• **RECORDS FOR THE EXERCISE**:

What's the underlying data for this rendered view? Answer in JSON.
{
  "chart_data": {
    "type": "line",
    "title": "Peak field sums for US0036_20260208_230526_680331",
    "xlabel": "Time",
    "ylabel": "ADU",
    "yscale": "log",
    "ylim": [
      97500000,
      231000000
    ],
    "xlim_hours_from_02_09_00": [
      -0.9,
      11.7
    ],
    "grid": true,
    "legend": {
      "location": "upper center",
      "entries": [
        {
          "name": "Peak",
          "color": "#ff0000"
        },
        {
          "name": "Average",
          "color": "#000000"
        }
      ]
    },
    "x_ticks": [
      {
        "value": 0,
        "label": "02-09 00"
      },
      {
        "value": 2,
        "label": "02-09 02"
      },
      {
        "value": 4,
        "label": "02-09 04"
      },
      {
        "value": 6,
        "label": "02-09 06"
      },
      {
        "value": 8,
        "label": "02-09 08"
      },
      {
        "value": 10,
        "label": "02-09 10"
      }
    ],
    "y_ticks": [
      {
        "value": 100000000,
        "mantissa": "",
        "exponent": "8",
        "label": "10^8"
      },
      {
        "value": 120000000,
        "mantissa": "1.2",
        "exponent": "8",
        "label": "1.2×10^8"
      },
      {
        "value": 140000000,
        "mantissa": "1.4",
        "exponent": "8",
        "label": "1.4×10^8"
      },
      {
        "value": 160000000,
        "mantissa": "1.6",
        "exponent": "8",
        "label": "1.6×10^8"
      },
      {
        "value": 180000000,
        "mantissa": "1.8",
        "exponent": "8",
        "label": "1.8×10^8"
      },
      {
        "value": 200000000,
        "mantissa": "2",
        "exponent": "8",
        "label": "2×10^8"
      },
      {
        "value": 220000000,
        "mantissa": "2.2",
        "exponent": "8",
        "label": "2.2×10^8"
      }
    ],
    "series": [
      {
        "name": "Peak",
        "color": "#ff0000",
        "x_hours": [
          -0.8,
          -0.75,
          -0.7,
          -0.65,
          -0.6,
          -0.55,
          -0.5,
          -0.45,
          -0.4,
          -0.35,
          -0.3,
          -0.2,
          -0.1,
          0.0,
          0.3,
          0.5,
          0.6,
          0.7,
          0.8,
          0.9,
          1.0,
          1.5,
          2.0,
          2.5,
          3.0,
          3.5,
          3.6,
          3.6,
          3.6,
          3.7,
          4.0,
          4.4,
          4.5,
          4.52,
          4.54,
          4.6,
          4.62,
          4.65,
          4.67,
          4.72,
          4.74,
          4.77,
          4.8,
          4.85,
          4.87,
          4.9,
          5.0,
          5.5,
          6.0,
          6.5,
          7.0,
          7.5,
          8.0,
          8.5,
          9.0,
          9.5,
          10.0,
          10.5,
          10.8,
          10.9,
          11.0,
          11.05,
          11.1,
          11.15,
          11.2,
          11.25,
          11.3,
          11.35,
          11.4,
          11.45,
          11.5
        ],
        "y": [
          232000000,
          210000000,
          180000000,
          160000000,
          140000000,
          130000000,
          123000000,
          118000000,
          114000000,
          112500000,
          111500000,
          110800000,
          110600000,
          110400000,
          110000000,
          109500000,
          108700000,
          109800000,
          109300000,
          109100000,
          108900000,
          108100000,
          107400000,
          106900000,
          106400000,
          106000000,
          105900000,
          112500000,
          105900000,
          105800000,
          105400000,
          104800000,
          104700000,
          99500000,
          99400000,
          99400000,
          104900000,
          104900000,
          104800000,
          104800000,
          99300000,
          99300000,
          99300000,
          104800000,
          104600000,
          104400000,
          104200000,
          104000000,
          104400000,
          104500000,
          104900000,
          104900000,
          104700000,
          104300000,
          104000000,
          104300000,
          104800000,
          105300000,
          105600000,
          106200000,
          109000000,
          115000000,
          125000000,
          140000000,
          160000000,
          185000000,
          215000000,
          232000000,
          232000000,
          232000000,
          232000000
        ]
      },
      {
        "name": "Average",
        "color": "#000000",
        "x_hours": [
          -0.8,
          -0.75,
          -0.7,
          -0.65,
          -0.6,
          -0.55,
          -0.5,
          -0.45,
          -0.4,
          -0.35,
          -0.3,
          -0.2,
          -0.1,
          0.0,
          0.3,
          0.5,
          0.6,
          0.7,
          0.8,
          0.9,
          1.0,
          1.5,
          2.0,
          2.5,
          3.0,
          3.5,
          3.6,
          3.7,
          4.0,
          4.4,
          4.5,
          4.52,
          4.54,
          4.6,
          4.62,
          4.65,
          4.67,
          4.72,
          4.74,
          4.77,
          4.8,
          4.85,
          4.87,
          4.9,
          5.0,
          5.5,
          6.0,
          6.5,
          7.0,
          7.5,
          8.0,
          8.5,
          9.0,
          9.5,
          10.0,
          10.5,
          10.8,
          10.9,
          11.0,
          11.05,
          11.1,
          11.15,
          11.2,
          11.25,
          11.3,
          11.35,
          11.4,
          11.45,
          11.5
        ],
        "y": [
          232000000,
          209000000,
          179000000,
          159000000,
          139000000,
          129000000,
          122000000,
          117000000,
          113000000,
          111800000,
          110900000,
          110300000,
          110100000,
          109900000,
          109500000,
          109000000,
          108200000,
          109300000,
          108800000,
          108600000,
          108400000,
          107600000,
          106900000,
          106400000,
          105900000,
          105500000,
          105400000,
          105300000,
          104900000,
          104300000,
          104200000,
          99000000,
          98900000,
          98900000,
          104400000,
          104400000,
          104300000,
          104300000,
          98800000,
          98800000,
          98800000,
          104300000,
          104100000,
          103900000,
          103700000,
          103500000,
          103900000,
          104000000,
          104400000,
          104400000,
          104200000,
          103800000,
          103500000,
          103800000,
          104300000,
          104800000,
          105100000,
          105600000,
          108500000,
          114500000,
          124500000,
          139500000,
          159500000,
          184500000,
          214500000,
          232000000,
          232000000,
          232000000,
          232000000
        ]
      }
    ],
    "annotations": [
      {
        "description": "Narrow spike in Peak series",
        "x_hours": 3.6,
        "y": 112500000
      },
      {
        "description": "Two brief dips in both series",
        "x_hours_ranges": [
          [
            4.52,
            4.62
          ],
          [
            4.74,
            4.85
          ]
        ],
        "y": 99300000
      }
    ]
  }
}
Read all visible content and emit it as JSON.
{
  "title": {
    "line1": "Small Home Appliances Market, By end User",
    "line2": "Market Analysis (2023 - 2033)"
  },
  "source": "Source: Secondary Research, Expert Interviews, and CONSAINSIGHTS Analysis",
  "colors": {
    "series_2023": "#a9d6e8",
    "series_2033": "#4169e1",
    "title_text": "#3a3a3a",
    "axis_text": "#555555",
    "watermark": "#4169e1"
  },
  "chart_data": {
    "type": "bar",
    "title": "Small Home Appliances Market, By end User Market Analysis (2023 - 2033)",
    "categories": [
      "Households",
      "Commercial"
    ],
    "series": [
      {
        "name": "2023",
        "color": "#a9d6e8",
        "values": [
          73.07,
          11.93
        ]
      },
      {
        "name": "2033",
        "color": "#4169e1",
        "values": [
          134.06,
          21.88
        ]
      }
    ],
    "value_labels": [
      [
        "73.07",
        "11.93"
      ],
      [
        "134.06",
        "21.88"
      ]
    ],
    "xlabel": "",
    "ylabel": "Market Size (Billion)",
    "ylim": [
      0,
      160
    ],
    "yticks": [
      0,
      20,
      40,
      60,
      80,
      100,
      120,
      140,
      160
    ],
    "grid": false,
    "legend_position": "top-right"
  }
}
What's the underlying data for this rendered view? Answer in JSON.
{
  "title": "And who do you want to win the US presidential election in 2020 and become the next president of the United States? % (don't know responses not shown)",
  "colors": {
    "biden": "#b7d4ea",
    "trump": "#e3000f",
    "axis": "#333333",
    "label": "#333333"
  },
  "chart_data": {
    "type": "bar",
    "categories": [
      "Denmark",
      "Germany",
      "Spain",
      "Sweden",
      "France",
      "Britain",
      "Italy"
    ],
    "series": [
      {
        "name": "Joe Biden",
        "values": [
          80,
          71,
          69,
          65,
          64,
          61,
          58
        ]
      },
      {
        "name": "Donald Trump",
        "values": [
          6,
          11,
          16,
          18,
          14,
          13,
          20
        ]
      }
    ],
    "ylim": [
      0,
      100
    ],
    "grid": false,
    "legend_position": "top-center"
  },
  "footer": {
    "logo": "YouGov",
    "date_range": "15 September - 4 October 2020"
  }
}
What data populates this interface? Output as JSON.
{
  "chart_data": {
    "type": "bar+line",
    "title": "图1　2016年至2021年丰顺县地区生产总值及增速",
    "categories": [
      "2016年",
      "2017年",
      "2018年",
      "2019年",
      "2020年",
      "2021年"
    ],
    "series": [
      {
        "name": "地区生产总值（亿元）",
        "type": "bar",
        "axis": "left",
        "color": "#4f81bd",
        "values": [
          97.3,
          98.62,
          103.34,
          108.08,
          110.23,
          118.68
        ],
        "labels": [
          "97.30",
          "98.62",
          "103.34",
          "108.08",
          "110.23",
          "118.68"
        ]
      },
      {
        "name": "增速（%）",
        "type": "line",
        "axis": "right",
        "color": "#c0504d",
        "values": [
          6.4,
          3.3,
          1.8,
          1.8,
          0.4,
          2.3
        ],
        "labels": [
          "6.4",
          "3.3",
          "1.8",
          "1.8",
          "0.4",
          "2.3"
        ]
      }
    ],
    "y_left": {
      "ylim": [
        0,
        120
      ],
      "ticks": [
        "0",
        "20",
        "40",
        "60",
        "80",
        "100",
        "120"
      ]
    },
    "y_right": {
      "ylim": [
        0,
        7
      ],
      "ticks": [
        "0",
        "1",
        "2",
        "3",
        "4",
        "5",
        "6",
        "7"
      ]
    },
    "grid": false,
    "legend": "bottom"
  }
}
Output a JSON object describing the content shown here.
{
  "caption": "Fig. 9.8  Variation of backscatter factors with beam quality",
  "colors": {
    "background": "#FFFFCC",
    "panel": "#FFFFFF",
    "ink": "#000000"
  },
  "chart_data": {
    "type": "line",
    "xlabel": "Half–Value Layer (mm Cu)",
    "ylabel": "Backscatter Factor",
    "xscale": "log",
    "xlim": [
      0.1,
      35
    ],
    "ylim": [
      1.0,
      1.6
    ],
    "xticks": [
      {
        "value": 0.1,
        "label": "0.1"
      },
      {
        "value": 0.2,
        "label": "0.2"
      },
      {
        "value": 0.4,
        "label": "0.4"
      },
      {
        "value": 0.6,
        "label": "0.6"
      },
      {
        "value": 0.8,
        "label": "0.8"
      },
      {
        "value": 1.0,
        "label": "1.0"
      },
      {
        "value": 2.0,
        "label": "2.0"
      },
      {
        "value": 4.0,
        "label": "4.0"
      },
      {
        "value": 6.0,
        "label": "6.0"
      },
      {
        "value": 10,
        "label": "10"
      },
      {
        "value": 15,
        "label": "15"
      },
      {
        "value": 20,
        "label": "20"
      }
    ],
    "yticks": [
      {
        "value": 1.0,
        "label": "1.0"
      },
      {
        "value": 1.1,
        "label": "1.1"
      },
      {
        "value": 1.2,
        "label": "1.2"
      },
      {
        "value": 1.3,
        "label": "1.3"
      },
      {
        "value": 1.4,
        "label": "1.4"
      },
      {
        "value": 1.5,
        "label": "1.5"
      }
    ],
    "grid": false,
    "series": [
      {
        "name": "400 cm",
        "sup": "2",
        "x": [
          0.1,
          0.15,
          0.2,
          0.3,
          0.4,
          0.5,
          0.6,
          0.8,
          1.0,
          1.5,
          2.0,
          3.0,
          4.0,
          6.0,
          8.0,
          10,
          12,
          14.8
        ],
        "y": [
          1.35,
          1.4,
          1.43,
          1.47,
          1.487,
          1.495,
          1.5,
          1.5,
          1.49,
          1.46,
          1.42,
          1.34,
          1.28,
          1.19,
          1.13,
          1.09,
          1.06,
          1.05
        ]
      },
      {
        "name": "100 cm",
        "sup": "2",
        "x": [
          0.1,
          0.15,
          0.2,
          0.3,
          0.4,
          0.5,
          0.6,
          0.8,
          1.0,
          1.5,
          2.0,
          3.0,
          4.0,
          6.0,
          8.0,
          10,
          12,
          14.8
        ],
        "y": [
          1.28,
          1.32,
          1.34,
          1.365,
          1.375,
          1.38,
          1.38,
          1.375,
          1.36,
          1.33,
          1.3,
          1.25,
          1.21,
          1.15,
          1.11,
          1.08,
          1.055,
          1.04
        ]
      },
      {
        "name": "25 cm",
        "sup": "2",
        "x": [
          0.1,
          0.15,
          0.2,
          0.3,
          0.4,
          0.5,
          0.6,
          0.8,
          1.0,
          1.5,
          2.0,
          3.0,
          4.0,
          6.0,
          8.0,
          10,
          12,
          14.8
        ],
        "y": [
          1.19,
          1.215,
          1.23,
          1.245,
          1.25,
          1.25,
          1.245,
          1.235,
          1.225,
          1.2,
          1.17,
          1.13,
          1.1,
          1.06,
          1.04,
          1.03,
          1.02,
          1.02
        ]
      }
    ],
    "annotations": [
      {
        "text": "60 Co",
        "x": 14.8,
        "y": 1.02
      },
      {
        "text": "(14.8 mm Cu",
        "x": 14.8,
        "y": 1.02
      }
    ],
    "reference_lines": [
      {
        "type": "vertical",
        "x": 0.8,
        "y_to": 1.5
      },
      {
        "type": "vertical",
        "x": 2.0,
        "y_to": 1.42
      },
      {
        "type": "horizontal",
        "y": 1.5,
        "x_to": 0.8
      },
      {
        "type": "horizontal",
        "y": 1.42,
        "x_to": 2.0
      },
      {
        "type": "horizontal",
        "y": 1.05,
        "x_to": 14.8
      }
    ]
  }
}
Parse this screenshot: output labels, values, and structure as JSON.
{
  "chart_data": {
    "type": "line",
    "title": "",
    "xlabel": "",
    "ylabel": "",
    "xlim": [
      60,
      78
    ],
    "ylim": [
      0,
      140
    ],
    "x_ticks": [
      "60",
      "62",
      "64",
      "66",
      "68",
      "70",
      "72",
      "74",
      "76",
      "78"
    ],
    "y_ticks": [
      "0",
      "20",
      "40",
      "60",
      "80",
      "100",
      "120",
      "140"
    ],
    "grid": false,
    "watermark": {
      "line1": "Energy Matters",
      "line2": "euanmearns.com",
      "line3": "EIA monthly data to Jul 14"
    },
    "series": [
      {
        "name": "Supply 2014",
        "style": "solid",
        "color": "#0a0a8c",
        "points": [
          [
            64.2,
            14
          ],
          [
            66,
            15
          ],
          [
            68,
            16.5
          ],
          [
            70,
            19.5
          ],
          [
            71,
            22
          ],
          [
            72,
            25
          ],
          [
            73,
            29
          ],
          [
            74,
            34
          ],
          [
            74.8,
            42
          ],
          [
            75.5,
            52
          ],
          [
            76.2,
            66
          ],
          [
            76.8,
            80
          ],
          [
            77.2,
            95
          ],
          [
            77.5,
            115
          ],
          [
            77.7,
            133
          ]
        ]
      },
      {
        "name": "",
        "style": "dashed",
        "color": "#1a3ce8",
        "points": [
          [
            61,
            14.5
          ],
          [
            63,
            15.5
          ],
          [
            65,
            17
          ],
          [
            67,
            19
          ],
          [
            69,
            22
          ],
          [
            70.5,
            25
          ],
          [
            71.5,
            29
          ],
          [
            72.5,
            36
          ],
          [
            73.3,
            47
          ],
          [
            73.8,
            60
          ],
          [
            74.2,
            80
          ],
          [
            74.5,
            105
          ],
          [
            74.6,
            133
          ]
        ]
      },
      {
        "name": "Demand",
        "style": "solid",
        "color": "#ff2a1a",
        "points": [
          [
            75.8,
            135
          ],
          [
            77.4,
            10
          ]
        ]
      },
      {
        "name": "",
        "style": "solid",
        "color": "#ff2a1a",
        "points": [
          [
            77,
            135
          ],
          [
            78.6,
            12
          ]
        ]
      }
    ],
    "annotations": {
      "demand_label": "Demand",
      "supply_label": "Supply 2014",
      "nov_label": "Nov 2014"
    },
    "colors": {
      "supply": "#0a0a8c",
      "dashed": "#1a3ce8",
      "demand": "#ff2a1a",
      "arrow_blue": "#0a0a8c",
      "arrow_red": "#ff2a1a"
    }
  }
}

• **WORK INSTRUCTIONS**: Each line of the data that includes the word "Appliances" counts once; report the total and nothing more.

• **SOLUTION FOR THIS EXERCISE**: 2